▶ _INSTRUCTIONS FOR THE TASK_
Copy out the lines of the listing verbatim, beginning with the line containing "data-point — [168, 252, 173, 257]" and continuing through the line containing "data-point — [615, 192, 620, 197]", both included.

▶ _INFORMATION SUPPLIED_
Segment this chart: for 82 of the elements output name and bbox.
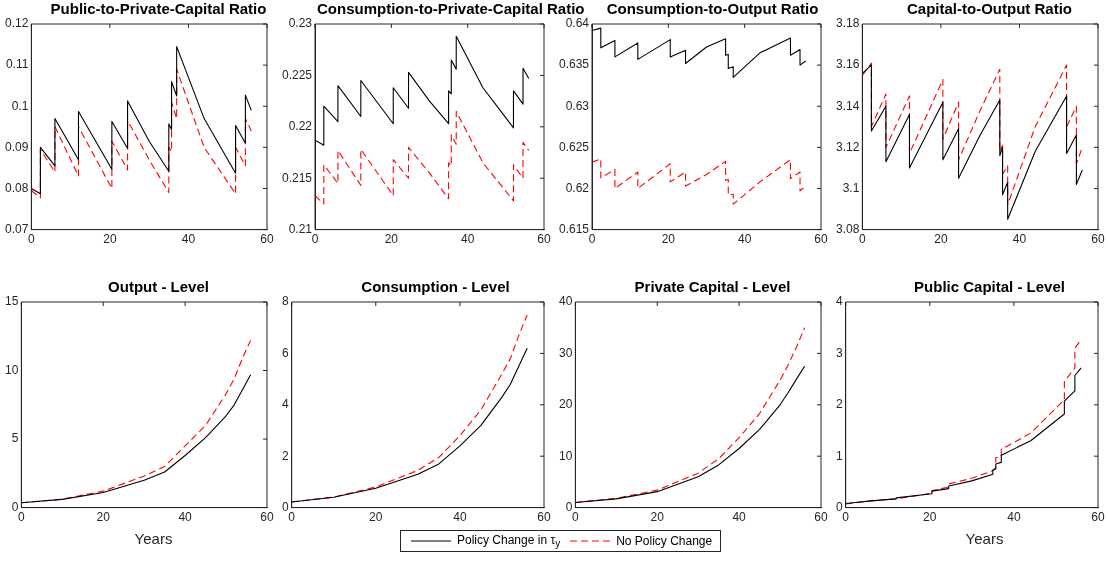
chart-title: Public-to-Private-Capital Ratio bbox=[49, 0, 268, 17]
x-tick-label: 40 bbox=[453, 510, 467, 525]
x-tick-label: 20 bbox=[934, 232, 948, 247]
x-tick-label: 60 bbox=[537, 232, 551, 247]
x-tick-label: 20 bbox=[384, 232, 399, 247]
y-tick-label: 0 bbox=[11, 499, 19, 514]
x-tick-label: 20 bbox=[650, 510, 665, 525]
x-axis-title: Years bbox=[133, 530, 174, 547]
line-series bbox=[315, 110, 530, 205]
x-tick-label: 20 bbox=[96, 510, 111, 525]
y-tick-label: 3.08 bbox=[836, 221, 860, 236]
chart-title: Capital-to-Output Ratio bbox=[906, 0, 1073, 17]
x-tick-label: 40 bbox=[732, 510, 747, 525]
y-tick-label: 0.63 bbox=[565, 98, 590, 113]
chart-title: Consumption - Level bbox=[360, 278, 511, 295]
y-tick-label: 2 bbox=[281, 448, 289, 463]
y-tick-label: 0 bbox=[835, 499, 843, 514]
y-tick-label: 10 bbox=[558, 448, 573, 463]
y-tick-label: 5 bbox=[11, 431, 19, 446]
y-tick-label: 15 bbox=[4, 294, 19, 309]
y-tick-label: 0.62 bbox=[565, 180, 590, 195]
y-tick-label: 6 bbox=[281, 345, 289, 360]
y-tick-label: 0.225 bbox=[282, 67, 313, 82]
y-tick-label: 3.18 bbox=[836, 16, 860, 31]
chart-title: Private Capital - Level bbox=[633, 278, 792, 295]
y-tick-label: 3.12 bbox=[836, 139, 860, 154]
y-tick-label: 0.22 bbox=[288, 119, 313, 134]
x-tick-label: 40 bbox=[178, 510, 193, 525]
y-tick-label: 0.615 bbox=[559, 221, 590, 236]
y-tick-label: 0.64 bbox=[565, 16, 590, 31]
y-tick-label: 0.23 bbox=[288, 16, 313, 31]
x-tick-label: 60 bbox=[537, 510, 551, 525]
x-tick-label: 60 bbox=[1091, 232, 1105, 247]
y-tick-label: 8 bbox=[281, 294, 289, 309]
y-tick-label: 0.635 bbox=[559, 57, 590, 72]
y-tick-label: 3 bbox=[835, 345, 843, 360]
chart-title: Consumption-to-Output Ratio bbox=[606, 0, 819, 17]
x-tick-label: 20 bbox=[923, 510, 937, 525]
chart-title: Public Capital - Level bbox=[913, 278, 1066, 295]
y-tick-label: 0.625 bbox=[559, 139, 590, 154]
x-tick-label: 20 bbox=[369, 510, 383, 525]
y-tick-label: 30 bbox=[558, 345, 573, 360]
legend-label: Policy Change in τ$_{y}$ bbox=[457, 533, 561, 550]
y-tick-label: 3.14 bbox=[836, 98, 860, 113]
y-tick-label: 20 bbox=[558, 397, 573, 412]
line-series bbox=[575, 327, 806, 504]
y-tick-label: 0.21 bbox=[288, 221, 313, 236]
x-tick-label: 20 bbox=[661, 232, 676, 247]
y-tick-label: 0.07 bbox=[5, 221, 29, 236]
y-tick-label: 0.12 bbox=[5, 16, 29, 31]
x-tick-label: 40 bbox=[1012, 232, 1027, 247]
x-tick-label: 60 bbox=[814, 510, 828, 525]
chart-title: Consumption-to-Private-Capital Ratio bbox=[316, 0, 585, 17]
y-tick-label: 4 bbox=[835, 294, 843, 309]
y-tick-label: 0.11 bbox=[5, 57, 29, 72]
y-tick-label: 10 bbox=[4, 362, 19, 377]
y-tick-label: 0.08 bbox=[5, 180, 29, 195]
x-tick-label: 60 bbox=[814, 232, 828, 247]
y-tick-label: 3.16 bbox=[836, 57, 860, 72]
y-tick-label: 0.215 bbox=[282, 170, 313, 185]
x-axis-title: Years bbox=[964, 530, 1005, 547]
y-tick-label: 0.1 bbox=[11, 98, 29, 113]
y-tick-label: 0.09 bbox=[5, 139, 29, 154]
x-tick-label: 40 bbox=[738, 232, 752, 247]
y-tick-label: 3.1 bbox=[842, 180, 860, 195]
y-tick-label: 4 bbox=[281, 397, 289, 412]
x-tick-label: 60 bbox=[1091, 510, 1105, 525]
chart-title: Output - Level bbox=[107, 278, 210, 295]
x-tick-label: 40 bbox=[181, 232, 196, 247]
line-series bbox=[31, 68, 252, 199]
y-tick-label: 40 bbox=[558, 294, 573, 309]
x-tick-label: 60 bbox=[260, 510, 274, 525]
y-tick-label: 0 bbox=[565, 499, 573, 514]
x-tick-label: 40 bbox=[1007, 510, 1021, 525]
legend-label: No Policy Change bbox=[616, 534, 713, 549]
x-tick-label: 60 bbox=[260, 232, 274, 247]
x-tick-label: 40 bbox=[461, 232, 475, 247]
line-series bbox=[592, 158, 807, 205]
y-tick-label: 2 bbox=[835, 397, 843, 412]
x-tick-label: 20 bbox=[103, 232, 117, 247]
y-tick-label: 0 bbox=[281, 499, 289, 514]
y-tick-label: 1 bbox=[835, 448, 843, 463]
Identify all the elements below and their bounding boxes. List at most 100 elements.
---
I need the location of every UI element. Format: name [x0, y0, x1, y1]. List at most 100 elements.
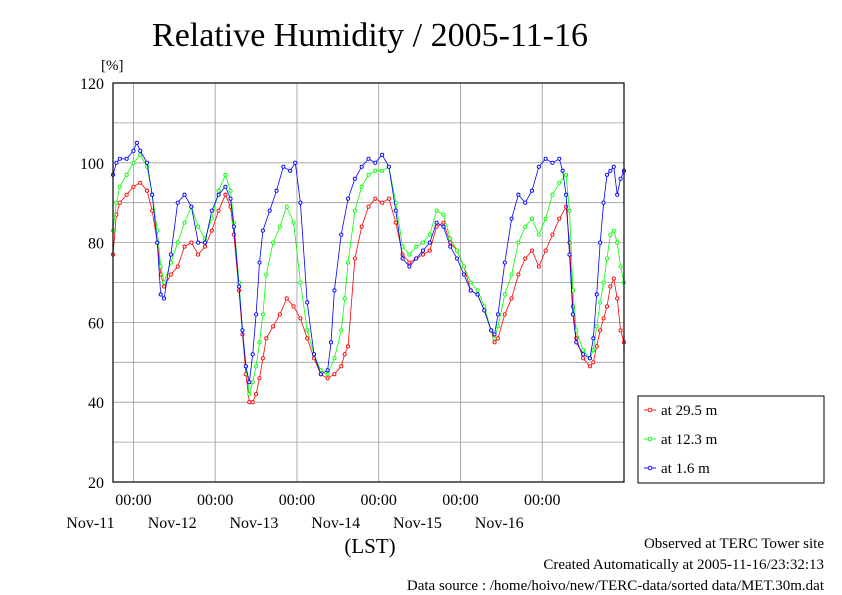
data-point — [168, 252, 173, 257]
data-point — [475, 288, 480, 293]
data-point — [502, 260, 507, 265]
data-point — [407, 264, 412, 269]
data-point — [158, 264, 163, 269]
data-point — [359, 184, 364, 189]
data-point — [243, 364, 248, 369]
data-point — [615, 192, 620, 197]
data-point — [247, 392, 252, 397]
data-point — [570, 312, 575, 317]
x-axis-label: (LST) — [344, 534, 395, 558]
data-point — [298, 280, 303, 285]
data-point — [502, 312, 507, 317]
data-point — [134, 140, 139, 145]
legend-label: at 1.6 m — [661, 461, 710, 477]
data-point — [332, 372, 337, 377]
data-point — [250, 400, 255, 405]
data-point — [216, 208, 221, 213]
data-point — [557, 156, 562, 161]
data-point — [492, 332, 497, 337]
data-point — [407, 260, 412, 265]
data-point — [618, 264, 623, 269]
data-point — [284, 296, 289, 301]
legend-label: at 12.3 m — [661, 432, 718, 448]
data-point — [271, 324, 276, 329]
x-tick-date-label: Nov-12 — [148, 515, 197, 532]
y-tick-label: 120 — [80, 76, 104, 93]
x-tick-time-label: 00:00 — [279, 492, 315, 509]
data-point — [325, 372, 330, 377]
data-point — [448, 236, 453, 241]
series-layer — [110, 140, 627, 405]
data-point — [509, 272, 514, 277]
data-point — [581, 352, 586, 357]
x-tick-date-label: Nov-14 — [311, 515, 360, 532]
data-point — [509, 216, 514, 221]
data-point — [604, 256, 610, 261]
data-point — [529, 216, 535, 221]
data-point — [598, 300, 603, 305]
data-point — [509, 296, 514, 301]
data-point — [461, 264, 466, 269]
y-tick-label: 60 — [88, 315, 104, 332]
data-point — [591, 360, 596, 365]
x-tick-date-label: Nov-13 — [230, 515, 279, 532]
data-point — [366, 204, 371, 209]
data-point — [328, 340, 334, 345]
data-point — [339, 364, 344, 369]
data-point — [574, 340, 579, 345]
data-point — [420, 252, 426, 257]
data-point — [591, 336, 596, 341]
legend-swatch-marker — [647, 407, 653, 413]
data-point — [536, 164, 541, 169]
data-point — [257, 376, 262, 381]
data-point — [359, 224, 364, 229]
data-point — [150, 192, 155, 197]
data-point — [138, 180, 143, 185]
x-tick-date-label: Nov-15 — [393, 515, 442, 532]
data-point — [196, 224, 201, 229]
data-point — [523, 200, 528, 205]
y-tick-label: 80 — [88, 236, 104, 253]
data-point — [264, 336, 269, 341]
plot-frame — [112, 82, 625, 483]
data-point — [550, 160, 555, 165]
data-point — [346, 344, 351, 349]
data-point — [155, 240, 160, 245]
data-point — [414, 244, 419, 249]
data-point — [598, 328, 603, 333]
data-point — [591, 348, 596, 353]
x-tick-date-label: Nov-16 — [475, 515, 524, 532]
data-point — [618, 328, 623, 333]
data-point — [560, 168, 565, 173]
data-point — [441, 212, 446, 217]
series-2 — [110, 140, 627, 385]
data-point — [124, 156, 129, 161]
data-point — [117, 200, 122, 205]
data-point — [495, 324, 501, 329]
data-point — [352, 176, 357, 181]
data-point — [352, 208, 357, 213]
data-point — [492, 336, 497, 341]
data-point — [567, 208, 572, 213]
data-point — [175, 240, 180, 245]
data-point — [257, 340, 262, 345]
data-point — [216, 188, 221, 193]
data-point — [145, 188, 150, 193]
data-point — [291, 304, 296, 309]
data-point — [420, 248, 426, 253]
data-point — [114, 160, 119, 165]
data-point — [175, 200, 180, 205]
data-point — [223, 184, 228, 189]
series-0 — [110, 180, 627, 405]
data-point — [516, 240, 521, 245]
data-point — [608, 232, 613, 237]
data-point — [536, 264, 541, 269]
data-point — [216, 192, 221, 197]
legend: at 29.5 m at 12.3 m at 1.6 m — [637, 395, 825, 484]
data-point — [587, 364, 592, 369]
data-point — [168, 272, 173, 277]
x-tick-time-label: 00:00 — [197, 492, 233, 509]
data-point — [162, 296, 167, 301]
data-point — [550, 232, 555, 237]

▶ _OUTPUT OF THE EXERCISE_
data-point — [168, 252, 173, 257]
data-point — [475, 288, 480, 293]
data-point — [502, 260, 507, 265]
data-point — [407, 264, 412, 269]
data-point — [158, 264, 163, 269]
data-point — [359, 184, 364, 189]
data-point — [243, 364, 248, 369]
data-point — [615, 192, 620, 197]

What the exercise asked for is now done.